• **Requirement**: Gather every line below where "bilder" appears.

• **Dataset excerpt**:
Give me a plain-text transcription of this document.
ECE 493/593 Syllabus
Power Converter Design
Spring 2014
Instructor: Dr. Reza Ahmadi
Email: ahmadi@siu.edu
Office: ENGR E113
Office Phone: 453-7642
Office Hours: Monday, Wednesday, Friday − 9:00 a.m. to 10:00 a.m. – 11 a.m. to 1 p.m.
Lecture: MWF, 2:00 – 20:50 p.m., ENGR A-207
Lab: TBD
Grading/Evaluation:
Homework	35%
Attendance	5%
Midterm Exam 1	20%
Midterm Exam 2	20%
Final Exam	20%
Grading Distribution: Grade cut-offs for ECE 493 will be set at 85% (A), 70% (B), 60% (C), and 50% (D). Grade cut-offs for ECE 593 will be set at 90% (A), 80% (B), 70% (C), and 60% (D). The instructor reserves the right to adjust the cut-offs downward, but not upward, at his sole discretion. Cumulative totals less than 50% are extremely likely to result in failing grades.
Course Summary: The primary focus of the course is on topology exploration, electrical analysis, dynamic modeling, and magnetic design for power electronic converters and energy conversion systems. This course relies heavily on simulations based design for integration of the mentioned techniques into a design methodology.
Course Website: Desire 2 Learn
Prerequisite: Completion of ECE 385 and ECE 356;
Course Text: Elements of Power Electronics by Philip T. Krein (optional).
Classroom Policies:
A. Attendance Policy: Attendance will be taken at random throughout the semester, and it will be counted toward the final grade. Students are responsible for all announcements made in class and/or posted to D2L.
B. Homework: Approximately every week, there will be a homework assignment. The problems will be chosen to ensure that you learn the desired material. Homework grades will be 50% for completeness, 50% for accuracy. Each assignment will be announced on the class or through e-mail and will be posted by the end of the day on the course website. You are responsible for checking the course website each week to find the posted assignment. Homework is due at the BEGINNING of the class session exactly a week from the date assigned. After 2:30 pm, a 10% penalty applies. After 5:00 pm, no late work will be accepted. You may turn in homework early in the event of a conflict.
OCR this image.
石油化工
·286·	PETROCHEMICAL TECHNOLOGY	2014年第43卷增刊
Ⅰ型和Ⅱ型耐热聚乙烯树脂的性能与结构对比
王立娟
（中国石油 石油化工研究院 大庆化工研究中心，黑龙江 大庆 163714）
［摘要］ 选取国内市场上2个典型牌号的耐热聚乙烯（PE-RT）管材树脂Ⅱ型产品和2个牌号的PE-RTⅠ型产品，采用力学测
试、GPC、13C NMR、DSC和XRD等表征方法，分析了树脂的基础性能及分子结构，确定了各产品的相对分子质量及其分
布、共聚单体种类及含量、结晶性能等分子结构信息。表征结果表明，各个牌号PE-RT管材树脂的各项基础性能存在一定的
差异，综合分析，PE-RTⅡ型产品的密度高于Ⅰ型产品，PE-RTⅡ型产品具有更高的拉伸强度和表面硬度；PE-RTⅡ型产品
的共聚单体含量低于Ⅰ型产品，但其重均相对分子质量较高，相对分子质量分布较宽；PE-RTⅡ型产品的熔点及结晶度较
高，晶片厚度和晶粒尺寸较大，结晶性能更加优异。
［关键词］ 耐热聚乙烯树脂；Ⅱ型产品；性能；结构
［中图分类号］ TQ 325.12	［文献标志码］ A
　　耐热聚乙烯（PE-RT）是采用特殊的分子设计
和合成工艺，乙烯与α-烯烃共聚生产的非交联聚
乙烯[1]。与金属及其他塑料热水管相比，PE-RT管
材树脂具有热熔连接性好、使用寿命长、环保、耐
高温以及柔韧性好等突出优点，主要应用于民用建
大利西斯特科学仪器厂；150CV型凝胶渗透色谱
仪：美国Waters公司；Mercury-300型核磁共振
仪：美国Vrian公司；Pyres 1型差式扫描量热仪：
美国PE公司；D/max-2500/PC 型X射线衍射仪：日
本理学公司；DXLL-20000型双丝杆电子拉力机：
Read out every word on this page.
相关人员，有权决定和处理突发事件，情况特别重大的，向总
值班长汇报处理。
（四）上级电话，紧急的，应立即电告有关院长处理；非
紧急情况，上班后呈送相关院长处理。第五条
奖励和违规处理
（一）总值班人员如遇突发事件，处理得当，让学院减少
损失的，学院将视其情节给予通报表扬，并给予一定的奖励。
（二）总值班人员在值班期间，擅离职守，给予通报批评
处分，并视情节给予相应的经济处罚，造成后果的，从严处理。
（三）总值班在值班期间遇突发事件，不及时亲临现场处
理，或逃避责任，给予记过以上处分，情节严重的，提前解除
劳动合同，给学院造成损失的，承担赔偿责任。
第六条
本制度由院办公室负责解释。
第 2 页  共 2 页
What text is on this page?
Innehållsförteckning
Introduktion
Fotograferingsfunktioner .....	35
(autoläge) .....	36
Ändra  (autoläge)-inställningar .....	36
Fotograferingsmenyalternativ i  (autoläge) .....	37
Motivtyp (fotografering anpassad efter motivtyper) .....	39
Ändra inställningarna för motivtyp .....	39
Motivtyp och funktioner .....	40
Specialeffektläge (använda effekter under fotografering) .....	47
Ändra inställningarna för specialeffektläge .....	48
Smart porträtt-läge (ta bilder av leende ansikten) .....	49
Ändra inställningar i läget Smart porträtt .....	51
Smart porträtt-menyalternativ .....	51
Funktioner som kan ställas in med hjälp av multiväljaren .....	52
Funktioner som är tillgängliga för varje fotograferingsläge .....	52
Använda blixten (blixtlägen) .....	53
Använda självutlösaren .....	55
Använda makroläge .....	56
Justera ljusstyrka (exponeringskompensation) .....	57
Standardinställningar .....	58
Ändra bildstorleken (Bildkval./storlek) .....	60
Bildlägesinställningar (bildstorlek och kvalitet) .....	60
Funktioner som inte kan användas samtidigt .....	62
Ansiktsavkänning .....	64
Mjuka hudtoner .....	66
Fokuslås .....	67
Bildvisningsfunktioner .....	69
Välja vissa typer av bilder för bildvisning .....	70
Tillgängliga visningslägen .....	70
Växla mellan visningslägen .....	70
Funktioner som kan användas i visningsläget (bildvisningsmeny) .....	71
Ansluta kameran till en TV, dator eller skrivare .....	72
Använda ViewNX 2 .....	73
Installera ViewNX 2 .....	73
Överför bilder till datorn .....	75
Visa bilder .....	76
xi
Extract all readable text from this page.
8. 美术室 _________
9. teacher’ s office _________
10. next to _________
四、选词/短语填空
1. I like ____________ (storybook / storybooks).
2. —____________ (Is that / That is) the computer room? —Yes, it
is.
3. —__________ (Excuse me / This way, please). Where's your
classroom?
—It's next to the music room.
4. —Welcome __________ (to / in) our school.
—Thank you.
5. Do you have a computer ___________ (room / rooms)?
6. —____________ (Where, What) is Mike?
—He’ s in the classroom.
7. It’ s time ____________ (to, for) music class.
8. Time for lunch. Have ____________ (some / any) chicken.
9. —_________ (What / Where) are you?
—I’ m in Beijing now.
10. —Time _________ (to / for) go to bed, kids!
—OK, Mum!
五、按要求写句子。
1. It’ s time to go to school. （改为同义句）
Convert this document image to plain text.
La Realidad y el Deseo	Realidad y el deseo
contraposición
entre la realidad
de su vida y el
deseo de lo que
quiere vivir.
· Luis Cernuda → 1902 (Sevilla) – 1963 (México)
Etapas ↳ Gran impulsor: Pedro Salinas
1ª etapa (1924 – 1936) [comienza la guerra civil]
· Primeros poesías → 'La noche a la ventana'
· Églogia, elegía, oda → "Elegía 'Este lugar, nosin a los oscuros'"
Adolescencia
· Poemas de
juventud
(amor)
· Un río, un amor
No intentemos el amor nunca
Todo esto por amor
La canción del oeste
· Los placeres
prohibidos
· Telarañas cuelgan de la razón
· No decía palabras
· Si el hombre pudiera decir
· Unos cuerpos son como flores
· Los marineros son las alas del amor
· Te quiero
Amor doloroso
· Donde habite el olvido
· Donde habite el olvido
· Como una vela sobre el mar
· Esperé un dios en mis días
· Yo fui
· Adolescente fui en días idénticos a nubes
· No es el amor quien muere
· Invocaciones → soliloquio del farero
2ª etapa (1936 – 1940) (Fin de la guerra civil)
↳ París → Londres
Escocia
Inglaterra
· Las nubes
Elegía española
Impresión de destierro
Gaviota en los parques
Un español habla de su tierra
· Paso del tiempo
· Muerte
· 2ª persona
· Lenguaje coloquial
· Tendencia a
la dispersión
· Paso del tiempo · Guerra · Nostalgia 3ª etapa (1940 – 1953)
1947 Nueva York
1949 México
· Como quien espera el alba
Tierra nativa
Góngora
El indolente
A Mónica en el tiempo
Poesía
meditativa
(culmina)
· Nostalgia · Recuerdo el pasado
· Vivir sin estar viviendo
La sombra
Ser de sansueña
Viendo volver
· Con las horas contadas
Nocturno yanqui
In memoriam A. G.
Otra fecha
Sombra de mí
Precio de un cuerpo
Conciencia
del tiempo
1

• **Written answer**:
Smart porträtt-läge (ta bilder av leende ansikten) .....	49
Välja vissa typer av bilder för bildvisning .....	70
Överför bilder till datorn .....	75
Visa bilder .....	76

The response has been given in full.